• Parts of the exercise:
1. Transcribe everything in the passage on delegation from "J.C. Penney" down to "person to another.".
2. In the passage on delegation, list the positions named in the sentence beginning "Each began to advance".
3. Decide whether each statement agrees with the passage on delegation, answering yes or no and quoting the words that decide it: (a) Susan and Marge started at the bank as clerk/typists. (b) The time allocated to planning is fixed across industries. (c) Susan's staff did more than the work assigned to them.

• Excerpted passage:

The surest way for an executive to kill himself is to refuse to learn how, and when, and to whom to delegate work.
J.C. Penney
Knowing how much to delegate is a difficult problem for managers. Somewhere along the way the successful manager learns to switch the focus of activity from doing to planning, There is a direct correlation between management position and the amount of time required in planning and in operating. The allocation of time to managerial functions such as planning is not fixed but varies from industry to industry and from one person to another.
Susan and Marge went to work at a local bank directly after leaving school. They entered as clerk/typists. They learned the ropes and worked hard. Each began to advance from clerk to secretary to cashier to account representative. These young women were go-getters. They knew the business better than other clerk/typists. They were good and they knew it. They thrived on challenge and learning. As they moved up their professional ladders, they moved into positions of greater supervisory importance. In the span of a few years each was promoted to senior manager of the bank. No one doubted that Susan was capable. Over the years Susan had acquired a talent for handling the bank's computer programming problems. She worked hard, was thorough and was capable of meeting demands. Yet Marge was obviously star material. Somehow Marge seemed a step ahead of Susan. Susan's staff always delivered their workload in a capable manner, but that was it. They did the job and nothing more. What happened to Susan? Somewhere along the way, Susan was sidetracked. She missed the 'switch'. Because of her history of hard work with the organization, she found it difficult to overcome her superwoman mentality. She was unable to settle for less than what she considered perfect. Susan was a doer, not a delegator. Marge stayed on track and grabbed the 'switch' from doer to delegator.

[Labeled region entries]
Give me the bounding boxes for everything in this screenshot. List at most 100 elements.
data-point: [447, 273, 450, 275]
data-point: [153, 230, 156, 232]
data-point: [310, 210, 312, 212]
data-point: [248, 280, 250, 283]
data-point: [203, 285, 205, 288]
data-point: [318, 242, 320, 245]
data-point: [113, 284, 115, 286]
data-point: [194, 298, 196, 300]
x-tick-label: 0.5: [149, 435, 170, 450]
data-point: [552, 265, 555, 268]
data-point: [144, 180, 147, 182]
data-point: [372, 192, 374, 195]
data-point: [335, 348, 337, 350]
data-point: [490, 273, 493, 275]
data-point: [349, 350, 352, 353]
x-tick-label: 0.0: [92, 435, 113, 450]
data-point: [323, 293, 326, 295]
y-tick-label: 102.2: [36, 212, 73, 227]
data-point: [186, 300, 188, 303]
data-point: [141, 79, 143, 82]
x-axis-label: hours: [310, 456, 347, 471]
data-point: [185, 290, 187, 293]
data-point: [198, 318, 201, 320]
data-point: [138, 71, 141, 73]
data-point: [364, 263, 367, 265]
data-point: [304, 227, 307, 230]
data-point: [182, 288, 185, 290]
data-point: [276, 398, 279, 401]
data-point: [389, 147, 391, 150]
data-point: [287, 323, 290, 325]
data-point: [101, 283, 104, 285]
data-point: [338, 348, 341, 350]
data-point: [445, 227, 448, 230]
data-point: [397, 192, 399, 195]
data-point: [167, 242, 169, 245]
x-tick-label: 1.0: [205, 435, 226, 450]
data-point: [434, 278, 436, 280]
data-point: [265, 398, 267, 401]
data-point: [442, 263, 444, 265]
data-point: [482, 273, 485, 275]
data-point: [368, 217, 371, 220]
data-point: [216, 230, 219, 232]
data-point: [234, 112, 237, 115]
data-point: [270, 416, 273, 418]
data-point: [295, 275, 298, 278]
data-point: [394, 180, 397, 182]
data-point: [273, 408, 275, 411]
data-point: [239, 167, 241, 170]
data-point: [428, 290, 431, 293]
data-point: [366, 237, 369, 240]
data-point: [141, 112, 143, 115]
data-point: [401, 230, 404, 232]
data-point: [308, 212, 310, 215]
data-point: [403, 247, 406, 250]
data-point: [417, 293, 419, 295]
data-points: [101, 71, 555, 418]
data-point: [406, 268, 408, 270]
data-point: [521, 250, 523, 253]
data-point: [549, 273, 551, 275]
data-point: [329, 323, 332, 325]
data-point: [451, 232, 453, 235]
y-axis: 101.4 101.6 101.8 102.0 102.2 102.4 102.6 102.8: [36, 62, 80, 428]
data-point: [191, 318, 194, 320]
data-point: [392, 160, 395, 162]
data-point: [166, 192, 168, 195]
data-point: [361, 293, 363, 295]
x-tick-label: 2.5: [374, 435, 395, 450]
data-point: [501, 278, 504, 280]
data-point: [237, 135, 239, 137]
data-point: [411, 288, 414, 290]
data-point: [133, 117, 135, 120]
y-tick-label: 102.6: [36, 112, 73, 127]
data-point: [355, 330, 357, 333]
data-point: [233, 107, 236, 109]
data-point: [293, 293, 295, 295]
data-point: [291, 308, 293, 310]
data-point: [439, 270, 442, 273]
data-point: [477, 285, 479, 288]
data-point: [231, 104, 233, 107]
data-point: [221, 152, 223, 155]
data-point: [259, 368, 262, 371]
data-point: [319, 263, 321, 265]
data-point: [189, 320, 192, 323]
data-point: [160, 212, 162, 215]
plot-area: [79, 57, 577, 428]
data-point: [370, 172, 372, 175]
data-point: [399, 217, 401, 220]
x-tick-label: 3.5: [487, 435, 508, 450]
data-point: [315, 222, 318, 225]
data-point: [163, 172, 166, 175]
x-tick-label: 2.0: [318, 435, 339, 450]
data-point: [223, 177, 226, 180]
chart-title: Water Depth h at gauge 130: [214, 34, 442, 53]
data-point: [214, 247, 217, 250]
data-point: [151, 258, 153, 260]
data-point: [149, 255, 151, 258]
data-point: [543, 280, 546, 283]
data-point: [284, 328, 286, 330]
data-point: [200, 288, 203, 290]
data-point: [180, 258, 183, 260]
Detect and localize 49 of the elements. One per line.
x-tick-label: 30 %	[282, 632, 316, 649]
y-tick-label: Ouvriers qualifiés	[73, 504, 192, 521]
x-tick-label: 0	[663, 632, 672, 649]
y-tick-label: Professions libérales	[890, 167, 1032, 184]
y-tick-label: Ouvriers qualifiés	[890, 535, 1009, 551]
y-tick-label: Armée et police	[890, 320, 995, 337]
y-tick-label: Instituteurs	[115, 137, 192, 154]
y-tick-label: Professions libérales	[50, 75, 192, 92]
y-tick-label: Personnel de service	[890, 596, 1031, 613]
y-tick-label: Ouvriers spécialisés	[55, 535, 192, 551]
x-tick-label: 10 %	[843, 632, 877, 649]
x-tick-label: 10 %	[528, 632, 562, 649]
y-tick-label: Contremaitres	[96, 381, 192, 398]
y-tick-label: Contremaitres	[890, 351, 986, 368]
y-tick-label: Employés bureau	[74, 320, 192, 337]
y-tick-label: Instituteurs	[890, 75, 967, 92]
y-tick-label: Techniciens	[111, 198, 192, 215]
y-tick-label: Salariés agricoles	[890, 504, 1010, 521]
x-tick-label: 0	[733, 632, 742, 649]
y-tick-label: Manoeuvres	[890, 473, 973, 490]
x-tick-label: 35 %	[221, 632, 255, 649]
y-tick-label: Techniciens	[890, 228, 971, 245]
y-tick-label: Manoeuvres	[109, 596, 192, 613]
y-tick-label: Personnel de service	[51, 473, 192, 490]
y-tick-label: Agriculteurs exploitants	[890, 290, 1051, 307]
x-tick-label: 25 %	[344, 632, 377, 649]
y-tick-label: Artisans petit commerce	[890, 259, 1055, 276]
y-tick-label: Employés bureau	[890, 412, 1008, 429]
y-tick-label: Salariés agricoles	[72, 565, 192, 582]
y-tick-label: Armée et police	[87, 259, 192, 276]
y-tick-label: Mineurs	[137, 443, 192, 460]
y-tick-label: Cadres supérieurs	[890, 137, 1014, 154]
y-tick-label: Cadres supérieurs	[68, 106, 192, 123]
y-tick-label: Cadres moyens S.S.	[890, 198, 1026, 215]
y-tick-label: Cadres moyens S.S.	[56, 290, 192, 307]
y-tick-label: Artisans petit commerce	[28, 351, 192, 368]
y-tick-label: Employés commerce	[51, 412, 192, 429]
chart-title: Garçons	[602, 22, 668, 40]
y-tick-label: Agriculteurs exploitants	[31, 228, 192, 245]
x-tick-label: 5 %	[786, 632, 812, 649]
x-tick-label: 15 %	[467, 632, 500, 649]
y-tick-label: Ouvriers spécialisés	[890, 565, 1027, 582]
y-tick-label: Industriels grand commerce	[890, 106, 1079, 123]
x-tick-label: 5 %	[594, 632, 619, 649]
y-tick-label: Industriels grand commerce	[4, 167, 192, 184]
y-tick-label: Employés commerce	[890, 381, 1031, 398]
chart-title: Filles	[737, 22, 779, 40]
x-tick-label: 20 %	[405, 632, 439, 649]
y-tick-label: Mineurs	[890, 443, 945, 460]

• Answer set:
1.
J.C. Penney
Knowing how much to delegate is a difficult problem for managers. Somewhere along the way the successful manager learns to switch the focus of activity from doing to planning, There is a direct correlation between management position and the amount of time required in planning and in operating. The allocation of time to managerial functions such as planning is not fixed but varies from industry to industry and from one person to another.

2. clerk, secretary, cashier, account representative

3.
(a) Yes: "They entered as clerk/typists."
(b) No: "is not fixed but varies from industry to industry and from one person to another."
(c) No: "They did the job and nothing more."